** EXERCISE MATERIALS **
☆ ☆ ☆ ☆ ☆

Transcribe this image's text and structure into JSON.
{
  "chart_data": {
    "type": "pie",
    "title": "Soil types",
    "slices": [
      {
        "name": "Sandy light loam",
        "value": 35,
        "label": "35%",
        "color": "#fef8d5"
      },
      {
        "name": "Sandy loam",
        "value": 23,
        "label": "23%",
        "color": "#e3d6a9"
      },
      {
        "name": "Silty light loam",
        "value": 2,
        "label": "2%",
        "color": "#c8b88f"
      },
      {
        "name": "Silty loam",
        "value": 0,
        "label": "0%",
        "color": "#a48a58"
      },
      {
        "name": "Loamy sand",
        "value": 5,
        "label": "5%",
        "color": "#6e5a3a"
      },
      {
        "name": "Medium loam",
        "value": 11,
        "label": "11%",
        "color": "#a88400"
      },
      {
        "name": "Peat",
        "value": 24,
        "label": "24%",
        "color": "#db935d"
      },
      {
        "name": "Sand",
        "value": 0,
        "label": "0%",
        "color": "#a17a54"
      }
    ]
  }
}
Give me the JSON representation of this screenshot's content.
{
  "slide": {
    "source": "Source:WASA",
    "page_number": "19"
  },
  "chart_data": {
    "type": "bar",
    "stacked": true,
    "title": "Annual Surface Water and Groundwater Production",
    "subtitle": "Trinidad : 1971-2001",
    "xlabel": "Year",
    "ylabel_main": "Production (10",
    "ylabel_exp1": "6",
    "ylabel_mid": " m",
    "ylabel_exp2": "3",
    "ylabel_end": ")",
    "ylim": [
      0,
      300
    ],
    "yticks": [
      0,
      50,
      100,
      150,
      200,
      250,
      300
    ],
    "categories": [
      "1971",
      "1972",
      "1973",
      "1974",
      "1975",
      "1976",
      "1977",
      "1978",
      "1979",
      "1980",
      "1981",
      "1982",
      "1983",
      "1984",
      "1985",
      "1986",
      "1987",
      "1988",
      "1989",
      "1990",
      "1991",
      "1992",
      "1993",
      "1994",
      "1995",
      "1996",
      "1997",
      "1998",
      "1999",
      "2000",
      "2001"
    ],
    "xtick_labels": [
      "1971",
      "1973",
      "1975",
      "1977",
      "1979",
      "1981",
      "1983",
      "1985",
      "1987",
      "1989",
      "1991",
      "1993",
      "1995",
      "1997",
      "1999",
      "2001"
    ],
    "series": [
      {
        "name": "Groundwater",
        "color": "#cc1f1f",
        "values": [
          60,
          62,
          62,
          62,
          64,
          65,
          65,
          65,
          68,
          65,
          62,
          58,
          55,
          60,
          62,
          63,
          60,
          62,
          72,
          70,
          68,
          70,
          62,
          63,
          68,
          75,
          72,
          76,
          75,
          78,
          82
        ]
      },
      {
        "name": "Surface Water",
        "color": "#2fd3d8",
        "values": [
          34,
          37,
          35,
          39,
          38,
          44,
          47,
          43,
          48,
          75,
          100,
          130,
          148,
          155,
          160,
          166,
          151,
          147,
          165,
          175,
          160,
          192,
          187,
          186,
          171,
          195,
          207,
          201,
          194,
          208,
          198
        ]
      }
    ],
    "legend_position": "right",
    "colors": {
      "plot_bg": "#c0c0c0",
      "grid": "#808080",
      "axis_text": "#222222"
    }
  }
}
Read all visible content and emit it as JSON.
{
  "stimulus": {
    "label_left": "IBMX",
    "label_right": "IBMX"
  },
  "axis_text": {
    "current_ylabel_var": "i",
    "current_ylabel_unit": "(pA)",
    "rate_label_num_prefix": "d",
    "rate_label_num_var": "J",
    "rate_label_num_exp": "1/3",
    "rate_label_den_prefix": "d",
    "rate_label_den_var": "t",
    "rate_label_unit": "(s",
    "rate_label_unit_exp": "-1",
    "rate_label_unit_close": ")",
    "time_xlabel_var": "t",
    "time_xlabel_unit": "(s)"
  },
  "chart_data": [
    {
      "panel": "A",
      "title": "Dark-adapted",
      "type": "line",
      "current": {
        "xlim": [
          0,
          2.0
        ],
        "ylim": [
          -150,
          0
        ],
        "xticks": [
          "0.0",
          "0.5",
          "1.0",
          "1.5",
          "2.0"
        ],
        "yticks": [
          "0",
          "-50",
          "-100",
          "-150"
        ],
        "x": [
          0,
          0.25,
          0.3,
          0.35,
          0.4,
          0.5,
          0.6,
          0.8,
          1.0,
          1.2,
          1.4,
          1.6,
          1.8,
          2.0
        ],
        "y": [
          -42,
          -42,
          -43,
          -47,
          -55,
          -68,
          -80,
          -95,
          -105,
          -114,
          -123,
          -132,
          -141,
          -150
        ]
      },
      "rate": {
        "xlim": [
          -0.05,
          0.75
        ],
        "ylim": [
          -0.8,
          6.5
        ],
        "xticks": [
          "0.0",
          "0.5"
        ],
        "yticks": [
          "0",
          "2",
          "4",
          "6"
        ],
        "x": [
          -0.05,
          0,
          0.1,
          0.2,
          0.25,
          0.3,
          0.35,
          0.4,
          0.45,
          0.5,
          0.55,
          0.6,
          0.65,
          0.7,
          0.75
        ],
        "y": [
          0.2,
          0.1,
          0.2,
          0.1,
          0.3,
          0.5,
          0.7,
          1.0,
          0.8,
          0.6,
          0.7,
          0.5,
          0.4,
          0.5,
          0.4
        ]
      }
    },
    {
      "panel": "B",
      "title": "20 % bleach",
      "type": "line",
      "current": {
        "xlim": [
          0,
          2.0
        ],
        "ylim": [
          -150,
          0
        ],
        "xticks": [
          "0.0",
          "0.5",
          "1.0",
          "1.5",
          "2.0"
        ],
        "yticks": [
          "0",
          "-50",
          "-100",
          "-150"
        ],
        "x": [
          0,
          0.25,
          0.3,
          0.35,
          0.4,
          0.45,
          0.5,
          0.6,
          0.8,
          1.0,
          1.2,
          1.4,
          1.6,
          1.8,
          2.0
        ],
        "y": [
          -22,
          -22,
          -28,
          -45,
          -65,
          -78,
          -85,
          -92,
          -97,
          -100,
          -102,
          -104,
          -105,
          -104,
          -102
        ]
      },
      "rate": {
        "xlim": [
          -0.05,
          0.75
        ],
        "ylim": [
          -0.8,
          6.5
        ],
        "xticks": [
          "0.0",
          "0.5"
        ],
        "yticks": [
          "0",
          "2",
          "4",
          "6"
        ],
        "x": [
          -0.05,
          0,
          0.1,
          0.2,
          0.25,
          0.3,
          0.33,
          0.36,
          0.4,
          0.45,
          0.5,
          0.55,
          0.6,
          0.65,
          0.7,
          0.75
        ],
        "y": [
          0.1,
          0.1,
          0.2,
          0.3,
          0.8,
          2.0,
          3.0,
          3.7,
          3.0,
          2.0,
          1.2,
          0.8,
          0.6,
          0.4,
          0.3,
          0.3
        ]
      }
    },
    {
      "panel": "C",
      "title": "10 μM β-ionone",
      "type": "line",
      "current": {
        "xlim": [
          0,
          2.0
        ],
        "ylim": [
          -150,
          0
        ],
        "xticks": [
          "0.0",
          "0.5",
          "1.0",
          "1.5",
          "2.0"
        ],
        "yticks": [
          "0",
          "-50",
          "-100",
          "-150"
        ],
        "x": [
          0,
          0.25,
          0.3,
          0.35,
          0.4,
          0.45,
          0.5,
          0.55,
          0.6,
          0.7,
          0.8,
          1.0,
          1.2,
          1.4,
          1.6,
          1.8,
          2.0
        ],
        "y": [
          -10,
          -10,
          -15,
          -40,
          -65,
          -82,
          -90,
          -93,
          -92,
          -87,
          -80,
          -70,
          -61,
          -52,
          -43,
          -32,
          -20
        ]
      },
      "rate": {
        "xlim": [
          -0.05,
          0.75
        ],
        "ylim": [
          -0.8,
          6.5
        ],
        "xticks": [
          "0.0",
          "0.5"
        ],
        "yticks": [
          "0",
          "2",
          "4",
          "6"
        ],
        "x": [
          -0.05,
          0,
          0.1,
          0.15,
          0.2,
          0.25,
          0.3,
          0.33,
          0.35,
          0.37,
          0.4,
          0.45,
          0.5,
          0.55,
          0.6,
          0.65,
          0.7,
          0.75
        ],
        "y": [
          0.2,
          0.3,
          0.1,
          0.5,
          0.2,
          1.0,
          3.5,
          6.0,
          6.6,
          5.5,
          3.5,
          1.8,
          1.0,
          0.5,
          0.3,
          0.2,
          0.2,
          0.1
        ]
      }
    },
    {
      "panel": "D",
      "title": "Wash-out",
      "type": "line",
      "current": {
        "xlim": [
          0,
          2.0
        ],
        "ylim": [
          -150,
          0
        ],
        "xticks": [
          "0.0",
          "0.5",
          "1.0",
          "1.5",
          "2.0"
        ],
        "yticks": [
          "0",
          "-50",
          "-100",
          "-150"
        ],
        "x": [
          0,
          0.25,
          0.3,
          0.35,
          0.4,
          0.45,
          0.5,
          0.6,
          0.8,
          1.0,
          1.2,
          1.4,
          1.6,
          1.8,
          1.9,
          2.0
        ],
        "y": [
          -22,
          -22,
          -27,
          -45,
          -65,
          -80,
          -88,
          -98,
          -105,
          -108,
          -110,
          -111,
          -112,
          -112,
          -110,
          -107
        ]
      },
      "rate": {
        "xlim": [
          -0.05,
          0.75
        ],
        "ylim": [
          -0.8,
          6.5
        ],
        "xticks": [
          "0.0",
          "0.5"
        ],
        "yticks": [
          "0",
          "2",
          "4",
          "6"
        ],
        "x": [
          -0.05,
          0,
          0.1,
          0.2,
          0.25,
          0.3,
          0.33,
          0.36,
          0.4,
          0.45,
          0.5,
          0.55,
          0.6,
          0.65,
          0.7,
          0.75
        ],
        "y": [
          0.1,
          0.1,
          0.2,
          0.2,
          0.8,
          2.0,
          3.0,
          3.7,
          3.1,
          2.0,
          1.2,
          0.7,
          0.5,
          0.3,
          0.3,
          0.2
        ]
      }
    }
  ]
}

☆ ☆ ☆ ☆ ☆

** WHAT YOU WILL DO **
Copy every line of the listing that includes the string "Surface".

** SOLUTION FOR THIS PROBLEM **
    "title": "Annual Surface Water and Groundwater Production",
        "name": "Surface Water",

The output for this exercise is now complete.